§ Goal
Pull out every line containing the string "accounts".

§ Supplied data
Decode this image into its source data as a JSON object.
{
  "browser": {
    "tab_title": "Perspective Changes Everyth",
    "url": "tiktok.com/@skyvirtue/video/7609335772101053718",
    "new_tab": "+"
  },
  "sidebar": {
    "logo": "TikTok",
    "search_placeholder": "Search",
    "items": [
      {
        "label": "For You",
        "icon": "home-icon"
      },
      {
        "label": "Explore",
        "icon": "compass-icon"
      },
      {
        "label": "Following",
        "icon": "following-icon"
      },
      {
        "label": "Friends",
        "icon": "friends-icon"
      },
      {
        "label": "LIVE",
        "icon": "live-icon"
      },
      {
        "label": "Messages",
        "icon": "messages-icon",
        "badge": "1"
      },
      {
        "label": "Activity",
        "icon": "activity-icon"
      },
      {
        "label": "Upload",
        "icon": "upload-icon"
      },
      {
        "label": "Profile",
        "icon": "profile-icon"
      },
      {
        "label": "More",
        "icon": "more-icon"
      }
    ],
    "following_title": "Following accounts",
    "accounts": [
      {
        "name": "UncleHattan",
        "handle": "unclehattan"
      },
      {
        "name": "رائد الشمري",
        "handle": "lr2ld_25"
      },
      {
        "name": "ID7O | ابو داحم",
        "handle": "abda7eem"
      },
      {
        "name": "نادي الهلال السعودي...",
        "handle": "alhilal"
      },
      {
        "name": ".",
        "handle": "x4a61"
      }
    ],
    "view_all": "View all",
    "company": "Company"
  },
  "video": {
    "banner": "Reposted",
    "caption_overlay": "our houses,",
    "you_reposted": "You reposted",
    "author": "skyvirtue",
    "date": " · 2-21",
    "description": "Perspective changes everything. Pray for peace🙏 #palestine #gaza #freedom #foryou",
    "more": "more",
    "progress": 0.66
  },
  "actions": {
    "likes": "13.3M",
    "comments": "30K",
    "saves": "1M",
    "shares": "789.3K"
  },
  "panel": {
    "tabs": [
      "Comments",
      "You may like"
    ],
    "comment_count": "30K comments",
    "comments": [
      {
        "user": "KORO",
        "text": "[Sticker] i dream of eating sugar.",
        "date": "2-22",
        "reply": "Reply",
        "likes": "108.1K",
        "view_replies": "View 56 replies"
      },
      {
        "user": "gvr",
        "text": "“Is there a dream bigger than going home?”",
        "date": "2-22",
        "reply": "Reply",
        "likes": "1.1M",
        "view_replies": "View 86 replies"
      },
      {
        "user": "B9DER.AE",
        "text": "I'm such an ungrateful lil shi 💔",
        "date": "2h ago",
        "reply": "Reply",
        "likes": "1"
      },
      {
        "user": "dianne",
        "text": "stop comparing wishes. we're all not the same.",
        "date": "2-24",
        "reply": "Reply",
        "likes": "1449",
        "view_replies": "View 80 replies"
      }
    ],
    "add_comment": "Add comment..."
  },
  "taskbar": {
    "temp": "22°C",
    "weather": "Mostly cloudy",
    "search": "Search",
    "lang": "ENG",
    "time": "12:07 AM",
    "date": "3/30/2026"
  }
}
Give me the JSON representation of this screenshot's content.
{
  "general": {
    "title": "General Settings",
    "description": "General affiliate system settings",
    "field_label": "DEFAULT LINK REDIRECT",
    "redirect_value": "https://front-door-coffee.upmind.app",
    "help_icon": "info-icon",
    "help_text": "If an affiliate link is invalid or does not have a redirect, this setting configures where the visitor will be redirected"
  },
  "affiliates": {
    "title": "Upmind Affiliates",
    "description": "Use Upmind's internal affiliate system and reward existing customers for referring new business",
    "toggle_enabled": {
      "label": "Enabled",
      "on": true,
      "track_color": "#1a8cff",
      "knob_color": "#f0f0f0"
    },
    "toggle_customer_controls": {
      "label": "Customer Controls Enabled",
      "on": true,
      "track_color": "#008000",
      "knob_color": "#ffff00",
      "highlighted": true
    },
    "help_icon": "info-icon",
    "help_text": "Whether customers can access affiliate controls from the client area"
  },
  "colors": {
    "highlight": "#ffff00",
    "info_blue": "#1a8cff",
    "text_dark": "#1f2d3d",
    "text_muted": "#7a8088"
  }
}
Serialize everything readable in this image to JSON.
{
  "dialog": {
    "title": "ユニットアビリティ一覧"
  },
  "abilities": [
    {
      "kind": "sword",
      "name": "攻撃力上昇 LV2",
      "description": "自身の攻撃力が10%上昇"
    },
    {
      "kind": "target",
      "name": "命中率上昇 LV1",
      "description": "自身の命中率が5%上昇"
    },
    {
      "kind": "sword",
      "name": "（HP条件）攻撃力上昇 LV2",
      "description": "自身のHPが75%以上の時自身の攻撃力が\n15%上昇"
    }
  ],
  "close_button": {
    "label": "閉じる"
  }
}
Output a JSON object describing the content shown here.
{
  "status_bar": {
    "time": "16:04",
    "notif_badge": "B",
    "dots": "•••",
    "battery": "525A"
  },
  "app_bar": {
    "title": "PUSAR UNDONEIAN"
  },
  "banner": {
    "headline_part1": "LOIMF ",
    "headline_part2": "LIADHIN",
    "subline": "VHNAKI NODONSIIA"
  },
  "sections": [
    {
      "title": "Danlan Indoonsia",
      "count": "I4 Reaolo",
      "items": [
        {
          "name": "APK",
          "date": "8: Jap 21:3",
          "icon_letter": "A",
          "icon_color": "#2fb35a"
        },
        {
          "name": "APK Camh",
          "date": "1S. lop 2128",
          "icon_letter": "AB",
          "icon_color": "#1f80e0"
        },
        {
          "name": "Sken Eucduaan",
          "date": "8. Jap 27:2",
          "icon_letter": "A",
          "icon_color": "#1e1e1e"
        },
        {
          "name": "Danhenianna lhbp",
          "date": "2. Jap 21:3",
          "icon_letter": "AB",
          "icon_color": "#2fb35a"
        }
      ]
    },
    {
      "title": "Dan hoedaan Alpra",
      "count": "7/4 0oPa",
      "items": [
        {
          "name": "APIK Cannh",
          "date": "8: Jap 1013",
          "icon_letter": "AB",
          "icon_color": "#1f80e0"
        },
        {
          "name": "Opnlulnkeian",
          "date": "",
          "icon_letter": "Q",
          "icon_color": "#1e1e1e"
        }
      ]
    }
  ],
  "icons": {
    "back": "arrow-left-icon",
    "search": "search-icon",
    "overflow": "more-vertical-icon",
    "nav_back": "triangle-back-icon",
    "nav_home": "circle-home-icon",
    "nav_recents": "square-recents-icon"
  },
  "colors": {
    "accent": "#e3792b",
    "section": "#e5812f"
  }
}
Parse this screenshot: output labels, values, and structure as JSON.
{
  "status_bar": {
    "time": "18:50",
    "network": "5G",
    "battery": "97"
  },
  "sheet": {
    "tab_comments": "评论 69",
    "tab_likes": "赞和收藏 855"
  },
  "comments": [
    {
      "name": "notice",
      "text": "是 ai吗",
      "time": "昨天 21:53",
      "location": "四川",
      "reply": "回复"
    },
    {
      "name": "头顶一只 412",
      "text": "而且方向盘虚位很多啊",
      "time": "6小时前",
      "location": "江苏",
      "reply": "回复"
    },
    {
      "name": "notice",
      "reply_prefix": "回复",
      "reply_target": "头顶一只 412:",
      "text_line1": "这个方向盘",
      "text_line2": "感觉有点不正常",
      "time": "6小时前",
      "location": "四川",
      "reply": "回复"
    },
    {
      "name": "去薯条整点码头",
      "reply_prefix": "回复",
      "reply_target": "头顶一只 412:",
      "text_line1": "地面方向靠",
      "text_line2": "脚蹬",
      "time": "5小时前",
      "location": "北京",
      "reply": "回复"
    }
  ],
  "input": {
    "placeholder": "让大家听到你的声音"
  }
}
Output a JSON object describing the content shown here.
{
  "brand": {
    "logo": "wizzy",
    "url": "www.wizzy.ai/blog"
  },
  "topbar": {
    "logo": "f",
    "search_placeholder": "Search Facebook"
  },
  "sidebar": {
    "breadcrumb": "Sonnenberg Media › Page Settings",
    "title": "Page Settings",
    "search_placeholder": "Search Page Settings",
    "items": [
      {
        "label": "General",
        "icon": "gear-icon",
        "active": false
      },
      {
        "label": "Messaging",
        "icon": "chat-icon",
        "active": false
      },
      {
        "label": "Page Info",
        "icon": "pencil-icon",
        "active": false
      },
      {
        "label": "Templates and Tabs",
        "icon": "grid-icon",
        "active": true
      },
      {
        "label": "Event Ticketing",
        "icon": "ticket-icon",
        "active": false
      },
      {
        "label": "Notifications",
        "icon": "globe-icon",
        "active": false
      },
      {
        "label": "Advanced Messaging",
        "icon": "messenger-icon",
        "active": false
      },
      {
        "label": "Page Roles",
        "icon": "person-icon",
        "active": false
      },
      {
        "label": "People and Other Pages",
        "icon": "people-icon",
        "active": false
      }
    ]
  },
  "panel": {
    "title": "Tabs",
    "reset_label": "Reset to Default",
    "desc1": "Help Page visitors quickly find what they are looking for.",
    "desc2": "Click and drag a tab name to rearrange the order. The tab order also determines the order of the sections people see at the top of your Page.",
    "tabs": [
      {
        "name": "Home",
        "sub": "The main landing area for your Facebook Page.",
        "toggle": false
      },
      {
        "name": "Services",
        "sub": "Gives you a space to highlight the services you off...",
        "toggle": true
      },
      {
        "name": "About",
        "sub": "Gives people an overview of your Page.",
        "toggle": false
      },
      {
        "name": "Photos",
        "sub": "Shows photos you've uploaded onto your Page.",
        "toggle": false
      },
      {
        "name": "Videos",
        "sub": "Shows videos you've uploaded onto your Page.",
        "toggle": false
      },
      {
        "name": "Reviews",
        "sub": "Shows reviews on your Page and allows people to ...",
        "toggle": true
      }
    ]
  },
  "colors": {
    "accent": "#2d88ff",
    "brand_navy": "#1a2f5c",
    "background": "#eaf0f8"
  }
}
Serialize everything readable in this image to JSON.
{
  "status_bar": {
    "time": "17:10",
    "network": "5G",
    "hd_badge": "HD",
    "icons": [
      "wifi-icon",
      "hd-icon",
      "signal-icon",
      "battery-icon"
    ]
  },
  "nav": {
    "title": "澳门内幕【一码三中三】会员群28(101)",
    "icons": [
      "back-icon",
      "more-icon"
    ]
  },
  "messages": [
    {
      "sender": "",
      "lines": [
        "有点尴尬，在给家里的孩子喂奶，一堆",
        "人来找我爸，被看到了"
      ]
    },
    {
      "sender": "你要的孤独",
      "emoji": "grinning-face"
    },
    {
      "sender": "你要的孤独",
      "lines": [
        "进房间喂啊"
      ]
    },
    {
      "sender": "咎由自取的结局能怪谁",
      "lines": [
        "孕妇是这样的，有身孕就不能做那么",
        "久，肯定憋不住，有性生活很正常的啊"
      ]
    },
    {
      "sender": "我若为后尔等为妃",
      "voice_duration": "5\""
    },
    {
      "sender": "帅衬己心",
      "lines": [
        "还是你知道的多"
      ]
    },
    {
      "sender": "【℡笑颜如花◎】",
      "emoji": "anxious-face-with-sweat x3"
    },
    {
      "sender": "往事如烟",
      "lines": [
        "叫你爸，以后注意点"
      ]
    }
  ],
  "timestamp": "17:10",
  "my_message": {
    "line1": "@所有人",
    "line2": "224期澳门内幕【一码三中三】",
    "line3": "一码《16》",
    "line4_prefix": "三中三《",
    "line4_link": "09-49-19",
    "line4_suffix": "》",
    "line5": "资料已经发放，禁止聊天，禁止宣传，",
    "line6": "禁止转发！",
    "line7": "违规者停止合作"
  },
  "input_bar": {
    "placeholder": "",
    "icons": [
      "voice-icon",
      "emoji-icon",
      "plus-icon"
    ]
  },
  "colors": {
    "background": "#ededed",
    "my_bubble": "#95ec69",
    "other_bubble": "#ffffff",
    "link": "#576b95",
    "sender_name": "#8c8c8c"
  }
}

§ Correct response
    "following_title": "Following accounts",
    "accounts": [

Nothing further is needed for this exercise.